WHAT IS REQUIRED>
Reproduce the entire listing word for word.
----- DATASET EXCERPTS
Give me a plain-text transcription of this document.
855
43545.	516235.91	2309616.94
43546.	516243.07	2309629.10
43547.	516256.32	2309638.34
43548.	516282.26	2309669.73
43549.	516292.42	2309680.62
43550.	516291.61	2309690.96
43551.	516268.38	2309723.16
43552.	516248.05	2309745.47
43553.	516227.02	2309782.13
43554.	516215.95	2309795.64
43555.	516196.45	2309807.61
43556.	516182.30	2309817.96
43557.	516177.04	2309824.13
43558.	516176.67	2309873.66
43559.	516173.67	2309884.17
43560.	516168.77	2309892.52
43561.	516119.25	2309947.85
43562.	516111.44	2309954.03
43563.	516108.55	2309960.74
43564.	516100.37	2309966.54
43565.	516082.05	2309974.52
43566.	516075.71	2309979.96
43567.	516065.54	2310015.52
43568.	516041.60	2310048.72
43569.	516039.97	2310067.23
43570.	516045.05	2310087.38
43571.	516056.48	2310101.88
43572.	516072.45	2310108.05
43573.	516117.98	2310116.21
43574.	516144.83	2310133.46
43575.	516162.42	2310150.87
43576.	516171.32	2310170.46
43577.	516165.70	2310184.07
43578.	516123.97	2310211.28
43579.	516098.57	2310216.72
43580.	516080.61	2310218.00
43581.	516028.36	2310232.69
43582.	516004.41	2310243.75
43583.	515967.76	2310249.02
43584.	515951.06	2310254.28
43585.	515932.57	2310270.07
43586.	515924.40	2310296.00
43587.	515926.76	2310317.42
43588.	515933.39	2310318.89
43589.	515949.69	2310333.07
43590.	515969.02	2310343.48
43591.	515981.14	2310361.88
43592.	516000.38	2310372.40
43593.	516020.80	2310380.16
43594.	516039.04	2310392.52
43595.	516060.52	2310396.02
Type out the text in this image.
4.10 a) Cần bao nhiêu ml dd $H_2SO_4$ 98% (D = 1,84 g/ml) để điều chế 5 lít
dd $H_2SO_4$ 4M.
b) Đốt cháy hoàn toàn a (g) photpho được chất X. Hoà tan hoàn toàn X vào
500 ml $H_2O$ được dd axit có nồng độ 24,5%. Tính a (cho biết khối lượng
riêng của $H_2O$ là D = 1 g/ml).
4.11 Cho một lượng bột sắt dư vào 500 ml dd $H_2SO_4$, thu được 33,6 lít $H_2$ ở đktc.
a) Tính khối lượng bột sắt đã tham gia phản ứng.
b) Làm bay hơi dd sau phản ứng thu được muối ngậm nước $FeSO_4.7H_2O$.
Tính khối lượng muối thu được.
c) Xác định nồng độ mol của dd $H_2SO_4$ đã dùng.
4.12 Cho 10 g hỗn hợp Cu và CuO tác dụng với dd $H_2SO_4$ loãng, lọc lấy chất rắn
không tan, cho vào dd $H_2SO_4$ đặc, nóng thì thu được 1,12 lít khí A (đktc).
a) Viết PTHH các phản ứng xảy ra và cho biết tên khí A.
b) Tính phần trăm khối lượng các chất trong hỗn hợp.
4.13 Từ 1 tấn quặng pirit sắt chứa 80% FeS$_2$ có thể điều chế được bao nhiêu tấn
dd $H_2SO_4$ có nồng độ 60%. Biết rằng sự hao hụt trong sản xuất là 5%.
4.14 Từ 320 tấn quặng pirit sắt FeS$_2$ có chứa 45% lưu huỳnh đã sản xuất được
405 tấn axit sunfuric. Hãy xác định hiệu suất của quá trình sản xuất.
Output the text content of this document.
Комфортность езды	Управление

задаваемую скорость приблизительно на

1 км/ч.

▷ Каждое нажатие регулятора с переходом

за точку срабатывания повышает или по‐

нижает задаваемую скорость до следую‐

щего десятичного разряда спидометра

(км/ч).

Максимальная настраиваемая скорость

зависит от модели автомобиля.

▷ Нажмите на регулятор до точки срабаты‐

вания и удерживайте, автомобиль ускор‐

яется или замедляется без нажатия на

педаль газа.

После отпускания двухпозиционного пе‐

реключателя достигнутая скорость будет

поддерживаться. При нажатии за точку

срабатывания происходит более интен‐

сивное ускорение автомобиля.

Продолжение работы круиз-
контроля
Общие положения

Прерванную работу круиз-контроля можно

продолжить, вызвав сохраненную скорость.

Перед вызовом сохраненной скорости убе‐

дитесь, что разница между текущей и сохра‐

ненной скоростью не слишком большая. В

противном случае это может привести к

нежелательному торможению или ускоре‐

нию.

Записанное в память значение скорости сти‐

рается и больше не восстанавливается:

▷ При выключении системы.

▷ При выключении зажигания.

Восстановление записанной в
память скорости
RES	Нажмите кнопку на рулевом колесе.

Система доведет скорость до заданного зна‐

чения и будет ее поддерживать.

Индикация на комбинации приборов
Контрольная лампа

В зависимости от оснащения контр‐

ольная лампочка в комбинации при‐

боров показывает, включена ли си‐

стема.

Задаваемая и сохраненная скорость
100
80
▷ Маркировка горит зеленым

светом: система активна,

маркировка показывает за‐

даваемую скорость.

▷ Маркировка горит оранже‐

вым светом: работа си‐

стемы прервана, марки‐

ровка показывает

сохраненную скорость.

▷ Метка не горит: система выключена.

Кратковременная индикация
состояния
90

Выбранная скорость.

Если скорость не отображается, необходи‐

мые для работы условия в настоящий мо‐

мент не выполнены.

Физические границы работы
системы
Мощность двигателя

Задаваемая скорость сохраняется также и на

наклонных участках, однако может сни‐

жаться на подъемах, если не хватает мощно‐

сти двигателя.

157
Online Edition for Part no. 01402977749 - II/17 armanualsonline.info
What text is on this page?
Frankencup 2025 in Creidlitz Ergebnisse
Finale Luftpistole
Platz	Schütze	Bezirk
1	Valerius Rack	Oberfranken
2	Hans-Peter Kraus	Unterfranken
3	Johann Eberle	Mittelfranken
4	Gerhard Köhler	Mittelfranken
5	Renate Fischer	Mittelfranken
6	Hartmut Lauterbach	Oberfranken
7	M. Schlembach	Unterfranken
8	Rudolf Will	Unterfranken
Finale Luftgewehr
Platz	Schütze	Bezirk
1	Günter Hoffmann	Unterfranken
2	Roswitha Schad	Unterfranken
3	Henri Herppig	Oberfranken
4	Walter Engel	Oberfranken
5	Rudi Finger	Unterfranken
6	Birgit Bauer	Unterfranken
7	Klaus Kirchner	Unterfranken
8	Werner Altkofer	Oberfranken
----------
SOLUTION FOR THIS PROBLEM>
Give me a plain-text transcription of this document.
855
43545.	516235.91	2309616.94
43546.	516243.07	2309629.10
43547.	516256.32	2309638.34
43548.	516282.26	2309669.73
43549.	516292.42	2309680.62
43550.	516291.61	2309690.96
43551.	516268.38	2309723.16
43552.	516248.05	2309745.47
43553.	516227.02	2309782.13
43554.	516215.95	2309795.64
43555.	516196.45	2309807.61
43556.	516182.30	2309817.96
43557.	516177.04	2309824.13
43558.	516176.67	2309873.66
43559.	516173.67	2309884.17
43560.	516168.77	2309892.52
43561.	516119.25	2309947.85
43562.	516111.44	2309954.03
43563.	516108.55	2309960.74
43564.	516100.37	2309966.54
43565.	516082.05	2309974.52
43566.	516075.71	2309979.96
43567.	516065.54	2310015.52
43568.	516041.60	2310048.72
43569.	516039.97	2310067.23
43570.	516045.05	2310087.38
43571.	516056.48	2310101.88
43572.	516072.45	2310108.05
43573.	516117.98	2310116.21
43574.	516144.83	2310133.46
43575.	516162.42	2310150.87
43576.	516171.32	2310170.46
43577.	516165.70	2310184.07
43578.	516123.97	2310211.28
43579.	516098.57	2310216.72
43580.	516080.61	2310218.00
43581.	516028.36	2310232.69
43582.	516004.41	2310243.75
43583.	515967.76	2310249.02
43584.	515951.06	2310254.28
43585.	515932.57	2310270.07
43586.	515924.40	2310296.00
43587.	515926.76	2310317.42
43588.	515933.39	2310318.89
43589.	515949.69	2310333.07
43590.	515969.02	2310343.48
43591.	515981.14	2310361.88
43592.	516000.38	2310372.40
43593.	516020.80	2310380.16
43594.	516039.04	2310392.52
43595.	516060.52	2310396.02
Type out the text in this image.
4.10 a) Cần bao nhiêu ml dd $H_2SO_4$ 98% (D = 1,84 g/ml) để điều chế 5 lít
dd $H_2SO_4$ 4M.
b) Đốt cháy hoàn toàn a (g) photpho được chất X. Hoà tan hoàn toàn X vào
500 ml $H_2O$ được dd axit có nồng độ 24,5%. Tính a (cho biết khối lượng
riêng của $H_2O$ là D = 1 g/ml).
4.11 Cho một lượng bột sắt dư vào 500 ml dd $H_2SO_4$, thu được 33,6 lít $H_2$ ở đktc.
a) Tính khối lượng bột sắt đã tham gia phản ứng.
b) Làm bay hơi dd sau phản ứng thu được muối ngậm nước $FeSO_4.7H_2O$.
Tính khối lượng muối thu được.
c) Xác định nồng độ mol của dd $H_2SO_4$ đã dùng.
4.12 Cho 10 g hỗn hợp Cu và CuO tác dụng với dd $H_2SO_4$ loãng, lọc lấy chất rắn
không tan, cho vào dd $H_2SO_4$ đặc, nóng thì thu được 1,12 lít khí A (đktc).
a) Viết PTHH các phản ứng xảy ra và cho biết tên khí A.
b) Tính phần trăm khối lượng các chất trong hỗn hợp.
4.13 Từ 1 tấn quặng pirit sắt chứa 80% FeS$_2$ có thể điều chế được bao nhiêu tấn
dd $H_2SO_4$ có nồng độ 60%. Biết rằng sự hao hụt trong sản xuất là 5%.
4.14 Từ 320 tấn quặng pirit sắt FeS$_2$ có chứa 45% lưu huỳnh đã sản xuất được
405 tấn axit sunfuric. Hãy xác định hiệu suất của quá trình sản xuất.
Output the text content of this document.
Комфортность езды	Управление

задаваемую скорость приблизительно на

1 км/ч.

▷ Каждое нажатие регулятора с переходом

за точку срабатывания повышает или по‐

нижает задаваемую скорость до следую‐

щего десятичного разряда спидометра

(км/ч).

Максимальная настраиваемая скорость

зависит от модели автомобиля.

▷ Нажмите на регулятор до точки срабаты‐

вания и удерживайте, автомобиль ускор‐

яется или замедляется без нажатия на

педаль газа.

После отпускания двухпозиционного пе‐

реключателя достигнутая скорость будет

поддерживаться. При нажатии за точку

срабатывания происходит более интен‐

сивное ускорение автомобиля.

Продолжение работы круиз-
контроля
Общие положения

Прерванную работу круиз-контроля можно

продолжить, вызвав сохраненную скорость.

Перед вызовом сохраненной скорости убе‐

дитесь, что разница между текущей и сохра‐

ненной скоростью не слишком большая. В

противном случае это может привести к

нежелательному торможению или ускоре‐

нию.

Записанное в память значение скорости сти‐

рается и больше не восстанавливается:

▷ При выключении системы.

▷ При выключении зажигания.

Восстановление записанной в
память скорости
RES	Нажмите кнопку на рулевом колесе.

Система доведет скорость до заданного зна‐

чения и будет ее поддерживать.

Индикация на комбинации приборов
Контрольная лампа

В зависимости от оснащения контр‐

ольная лампочка в комбинации при‐

боров показывает, включена ли си‐

стема.

Задаваемая и сохраненная скорость
100
80
▷ Маркировка горит зеленым

светом: система активна,

маркировка показывает за‐

даваемую скорость.

▷ Маркировка горит оранже‐

вым светом: работа си‐

стемы прервана, марки‐

ровка показывает

сохраненную скорость.

▷ Метка не горит: система выключена.

Кратковременная индикация
состояния
90

Выбранная скорость.

Если скорость не отображается, необходи‐

мые для работы условия в настоящий мо‐

мент не выполнены.

Физические границы работы
системы
Мощность двигателя

Задаваемая скорость сохраняется также и на

наклонных участках, однако может сни‐

жаться на подъемах, если не хватает мощно‐

сти двигателя.

157
Online Edition for Part no. 01402977749 - II/17 armanualsonline.info
What text is on this page?
Frankencup 2025 in Creidlitz Ergebnisse
Finale Luftpistole
Platz	Schütze	Bezirk
1	Valerius Rack	Oberfranken
2	Hans-Peter Kraus	Unterfranken
3	Johann Eberle	Mittelfranken
4	Gerhard Köhler	Mittelfranken
5	Renate Fischer	Mittelfranken
6	Hartmut Lauterbach	Oberfranken
7	M. Schlembach	Unterfranken
8	Rudolf Will	Unterfranken
Finale Luftgewehr
Platz	Schütze	Bezirk
1	Günter Hoffmann	Unterfranken
2	Roswitha Schad	Unterfranken
3	Henri Herppig	Oberfranken
4	Walter Engel	Oberfranken
5	Rudi Finger	Unterfranken
6	Birgit Bauer	Unterfranken
7	Klaus Kirchner	Unterfranken
8	Werner Altkofer	Oberfranken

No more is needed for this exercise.